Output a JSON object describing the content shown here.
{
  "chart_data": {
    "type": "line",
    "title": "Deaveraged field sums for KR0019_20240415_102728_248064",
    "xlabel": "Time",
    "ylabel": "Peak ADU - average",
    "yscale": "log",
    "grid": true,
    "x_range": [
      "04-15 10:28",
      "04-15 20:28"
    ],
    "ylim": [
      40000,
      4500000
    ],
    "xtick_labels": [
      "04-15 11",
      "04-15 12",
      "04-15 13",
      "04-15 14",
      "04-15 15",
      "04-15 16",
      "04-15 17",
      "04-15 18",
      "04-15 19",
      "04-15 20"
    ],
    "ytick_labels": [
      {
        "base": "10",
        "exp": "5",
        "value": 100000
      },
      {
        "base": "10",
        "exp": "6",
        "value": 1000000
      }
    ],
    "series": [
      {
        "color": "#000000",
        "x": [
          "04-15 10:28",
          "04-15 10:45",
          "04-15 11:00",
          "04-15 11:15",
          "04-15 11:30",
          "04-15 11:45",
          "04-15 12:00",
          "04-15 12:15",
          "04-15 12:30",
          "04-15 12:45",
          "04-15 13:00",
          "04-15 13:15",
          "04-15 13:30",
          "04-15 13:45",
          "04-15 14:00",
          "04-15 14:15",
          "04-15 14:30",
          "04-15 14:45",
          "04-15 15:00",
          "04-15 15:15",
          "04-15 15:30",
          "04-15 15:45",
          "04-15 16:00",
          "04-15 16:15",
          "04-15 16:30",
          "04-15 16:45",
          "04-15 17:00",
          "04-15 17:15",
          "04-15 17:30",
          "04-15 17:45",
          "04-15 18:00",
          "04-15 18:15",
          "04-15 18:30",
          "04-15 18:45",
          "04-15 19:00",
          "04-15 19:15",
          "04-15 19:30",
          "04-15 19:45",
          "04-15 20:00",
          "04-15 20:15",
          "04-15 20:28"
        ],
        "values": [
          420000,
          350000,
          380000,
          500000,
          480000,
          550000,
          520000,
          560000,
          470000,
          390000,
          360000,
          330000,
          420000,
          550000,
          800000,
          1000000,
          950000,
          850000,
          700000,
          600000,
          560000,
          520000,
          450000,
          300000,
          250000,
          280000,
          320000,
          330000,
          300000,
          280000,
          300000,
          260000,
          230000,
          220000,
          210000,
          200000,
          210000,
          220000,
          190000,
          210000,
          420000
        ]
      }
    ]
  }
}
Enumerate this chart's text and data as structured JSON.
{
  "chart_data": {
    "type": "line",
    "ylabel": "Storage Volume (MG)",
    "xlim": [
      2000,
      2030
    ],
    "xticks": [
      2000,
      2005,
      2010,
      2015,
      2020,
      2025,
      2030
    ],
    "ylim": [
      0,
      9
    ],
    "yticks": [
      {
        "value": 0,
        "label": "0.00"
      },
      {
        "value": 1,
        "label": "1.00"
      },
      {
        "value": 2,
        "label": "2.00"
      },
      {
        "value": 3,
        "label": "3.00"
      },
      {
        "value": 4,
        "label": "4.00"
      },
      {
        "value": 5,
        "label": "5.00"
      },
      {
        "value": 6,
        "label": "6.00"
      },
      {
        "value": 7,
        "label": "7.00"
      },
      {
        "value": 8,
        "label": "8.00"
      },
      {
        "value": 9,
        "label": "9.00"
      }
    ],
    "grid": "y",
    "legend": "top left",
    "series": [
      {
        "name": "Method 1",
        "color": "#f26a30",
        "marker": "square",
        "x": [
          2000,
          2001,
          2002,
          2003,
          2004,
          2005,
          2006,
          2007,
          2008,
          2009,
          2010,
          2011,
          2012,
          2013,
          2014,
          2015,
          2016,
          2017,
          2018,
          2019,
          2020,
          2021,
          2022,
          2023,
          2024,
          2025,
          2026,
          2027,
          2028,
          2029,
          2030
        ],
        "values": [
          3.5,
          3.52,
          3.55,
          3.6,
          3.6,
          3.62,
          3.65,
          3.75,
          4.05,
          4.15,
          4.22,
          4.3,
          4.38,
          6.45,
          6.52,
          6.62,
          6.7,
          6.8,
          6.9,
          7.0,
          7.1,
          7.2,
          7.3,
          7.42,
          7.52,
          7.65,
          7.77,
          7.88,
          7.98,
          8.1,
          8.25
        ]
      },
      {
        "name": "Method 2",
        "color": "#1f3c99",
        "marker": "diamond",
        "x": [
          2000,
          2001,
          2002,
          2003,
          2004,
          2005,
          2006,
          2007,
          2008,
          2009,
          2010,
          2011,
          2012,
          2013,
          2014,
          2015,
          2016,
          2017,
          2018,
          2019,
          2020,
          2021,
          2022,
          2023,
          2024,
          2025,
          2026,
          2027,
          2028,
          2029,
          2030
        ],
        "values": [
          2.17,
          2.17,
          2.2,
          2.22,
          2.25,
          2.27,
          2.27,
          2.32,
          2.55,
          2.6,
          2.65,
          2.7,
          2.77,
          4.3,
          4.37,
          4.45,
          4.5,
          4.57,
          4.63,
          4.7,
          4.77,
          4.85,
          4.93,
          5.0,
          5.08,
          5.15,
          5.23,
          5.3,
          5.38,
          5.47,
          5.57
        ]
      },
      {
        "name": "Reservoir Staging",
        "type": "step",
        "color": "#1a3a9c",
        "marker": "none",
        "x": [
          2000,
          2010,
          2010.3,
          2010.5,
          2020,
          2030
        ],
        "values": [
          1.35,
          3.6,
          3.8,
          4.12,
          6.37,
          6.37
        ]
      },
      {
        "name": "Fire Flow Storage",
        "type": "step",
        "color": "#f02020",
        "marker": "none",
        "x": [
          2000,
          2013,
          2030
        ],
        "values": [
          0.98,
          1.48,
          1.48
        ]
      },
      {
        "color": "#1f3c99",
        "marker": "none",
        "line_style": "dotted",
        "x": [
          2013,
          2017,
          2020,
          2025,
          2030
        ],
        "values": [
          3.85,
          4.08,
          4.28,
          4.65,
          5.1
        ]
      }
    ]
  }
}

+--

_Task instructions_:
Pull out each line of the records holding the string "ylabel".

_Answer to this task_:
    "ylabel": "Peak ADU - average",
    "ylabel": "Storage Volume (MG)",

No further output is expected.